## Exercise objective
Search the data for the string "from" and extract every line where it appears.

## begin Task input

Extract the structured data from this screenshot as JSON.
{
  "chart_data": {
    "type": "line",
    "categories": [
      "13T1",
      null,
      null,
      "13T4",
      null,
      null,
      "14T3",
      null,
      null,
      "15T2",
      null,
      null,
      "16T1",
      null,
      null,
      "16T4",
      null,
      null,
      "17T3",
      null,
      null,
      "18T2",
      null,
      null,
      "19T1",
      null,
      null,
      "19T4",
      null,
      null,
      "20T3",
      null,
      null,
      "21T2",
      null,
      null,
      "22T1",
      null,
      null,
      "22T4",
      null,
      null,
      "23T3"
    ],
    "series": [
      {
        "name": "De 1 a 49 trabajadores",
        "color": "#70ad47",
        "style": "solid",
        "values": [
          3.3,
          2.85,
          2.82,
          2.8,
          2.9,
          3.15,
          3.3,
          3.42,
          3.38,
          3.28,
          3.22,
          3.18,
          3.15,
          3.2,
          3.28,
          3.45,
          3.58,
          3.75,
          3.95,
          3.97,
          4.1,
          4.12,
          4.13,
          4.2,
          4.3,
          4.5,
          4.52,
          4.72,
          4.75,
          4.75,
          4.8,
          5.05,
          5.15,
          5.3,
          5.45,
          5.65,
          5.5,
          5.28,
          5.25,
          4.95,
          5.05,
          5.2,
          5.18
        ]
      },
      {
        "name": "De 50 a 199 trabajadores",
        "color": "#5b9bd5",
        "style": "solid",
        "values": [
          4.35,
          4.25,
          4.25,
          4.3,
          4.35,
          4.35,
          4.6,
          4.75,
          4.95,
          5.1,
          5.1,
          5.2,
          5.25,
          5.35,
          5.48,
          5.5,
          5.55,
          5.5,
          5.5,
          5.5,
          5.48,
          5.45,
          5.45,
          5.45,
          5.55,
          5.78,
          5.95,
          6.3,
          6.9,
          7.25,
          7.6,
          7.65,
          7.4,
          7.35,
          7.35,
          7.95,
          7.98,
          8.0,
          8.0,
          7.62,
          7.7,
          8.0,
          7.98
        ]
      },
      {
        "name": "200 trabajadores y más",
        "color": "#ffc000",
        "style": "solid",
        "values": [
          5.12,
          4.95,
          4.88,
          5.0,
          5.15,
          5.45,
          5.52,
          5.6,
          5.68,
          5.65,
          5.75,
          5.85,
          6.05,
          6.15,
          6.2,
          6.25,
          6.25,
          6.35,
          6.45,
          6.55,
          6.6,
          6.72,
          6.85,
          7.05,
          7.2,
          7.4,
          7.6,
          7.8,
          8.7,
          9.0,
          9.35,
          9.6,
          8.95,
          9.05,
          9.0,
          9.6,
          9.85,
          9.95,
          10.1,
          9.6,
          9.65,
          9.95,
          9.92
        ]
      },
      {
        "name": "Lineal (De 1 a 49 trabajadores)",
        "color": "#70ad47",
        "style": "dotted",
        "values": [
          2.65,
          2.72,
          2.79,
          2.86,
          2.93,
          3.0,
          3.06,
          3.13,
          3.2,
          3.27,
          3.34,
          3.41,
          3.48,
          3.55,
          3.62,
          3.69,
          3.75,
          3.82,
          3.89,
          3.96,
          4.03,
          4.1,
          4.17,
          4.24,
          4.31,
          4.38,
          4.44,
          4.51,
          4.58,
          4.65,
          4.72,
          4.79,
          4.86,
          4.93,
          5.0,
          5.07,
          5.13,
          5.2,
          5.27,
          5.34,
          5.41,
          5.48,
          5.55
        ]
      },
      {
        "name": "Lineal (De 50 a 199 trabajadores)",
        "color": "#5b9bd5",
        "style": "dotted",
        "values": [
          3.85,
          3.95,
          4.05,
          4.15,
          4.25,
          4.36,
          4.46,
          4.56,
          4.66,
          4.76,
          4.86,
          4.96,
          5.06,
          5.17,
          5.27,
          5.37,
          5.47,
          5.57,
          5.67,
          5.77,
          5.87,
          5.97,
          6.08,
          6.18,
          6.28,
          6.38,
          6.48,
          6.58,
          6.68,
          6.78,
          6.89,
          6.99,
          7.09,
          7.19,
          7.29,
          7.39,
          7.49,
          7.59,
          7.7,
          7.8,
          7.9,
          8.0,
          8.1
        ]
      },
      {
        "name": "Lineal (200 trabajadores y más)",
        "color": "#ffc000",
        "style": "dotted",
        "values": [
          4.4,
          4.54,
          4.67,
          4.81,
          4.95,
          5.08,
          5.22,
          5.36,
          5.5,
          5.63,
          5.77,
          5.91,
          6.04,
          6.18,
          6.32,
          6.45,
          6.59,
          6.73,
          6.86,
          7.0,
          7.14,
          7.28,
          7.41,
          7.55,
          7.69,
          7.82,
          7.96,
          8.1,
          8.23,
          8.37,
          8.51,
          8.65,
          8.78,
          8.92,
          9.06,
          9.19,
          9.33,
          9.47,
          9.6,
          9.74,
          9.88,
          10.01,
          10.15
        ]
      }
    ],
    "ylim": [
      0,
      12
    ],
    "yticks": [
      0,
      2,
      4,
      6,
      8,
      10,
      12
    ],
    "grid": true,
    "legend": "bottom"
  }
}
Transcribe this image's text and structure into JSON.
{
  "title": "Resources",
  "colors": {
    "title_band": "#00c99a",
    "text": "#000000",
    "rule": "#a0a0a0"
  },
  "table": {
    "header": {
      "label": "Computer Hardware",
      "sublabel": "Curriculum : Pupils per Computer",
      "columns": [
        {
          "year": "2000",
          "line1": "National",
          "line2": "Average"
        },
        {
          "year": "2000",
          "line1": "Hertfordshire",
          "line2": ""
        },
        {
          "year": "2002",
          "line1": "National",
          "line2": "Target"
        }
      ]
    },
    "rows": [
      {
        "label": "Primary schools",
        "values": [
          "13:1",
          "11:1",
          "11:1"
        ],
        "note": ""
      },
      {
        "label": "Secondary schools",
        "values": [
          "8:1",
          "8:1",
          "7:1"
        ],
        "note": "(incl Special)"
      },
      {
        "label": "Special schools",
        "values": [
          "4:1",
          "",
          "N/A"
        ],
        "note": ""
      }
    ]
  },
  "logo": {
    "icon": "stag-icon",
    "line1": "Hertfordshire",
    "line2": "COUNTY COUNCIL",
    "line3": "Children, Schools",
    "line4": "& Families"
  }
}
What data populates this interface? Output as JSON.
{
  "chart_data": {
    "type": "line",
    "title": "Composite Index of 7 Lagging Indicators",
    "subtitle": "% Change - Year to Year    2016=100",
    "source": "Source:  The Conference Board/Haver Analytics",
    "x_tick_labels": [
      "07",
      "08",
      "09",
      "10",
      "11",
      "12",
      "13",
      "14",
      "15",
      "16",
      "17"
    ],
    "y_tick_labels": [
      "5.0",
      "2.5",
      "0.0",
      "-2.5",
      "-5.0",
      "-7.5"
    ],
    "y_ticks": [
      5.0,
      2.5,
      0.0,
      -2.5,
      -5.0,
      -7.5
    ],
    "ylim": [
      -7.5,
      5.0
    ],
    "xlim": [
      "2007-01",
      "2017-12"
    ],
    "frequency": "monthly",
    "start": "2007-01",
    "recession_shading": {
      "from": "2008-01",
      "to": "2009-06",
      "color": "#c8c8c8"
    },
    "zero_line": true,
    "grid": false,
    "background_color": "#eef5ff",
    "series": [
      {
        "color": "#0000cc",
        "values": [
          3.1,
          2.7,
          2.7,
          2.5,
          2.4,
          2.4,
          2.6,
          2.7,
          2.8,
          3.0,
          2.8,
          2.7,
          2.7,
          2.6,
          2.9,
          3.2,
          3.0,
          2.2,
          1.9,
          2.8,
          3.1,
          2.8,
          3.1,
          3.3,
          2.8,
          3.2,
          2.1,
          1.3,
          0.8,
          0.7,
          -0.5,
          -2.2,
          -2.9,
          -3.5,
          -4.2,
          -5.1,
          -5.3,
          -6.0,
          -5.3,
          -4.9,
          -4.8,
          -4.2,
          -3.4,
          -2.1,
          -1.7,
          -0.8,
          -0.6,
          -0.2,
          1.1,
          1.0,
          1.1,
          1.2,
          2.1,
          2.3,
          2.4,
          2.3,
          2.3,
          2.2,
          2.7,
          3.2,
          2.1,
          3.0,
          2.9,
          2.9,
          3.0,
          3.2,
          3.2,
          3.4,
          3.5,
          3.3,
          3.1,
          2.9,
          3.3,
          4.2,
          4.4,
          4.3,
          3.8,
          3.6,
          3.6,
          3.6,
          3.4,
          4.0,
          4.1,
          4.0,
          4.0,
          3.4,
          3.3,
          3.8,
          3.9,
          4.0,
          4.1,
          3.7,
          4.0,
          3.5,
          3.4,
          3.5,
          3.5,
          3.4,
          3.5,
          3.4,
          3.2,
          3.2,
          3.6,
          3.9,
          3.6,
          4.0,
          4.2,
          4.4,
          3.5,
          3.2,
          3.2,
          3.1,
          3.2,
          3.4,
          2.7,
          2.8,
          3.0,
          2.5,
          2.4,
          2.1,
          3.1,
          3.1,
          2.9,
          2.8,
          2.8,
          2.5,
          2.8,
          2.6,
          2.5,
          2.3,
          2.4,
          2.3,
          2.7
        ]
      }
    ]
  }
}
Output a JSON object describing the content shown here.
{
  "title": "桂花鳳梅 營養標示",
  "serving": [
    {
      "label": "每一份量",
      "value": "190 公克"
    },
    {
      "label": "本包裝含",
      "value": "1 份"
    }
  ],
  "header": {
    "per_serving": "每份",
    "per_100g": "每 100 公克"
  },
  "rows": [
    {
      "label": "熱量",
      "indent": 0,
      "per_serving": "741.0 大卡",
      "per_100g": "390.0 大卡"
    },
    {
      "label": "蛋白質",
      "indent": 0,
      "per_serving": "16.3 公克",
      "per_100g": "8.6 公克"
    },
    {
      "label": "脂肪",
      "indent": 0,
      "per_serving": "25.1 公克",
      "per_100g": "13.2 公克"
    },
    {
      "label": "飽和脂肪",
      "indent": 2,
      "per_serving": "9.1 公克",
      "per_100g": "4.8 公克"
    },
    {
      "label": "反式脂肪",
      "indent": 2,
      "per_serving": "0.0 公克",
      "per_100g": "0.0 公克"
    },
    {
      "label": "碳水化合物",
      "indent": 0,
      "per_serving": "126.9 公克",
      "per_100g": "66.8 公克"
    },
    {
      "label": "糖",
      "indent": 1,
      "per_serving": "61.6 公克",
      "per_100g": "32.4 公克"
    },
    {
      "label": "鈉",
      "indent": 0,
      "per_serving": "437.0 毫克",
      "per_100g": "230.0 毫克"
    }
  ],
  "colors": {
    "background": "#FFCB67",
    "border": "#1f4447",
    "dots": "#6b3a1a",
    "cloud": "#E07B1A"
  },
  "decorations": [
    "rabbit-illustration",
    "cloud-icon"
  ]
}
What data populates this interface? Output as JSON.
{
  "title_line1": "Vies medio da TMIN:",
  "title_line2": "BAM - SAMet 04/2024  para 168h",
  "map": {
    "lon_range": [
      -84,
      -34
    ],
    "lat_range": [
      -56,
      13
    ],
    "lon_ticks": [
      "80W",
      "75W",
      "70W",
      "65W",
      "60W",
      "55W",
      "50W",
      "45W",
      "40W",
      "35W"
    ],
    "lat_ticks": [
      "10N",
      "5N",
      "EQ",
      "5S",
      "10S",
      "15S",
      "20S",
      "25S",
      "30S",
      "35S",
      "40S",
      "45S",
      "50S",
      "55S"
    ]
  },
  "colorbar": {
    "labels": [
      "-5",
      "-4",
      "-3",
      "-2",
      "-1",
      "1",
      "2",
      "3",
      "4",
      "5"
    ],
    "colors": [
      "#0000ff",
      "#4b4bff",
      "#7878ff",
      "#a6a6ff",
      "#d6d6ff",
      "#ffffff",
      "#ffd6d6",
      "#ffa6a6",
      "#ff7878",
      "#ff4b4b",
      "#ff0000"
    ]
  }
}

## end Task input

## Task answer
Extract the structured data from this screenshot as JSON.
      "from": "2008-01",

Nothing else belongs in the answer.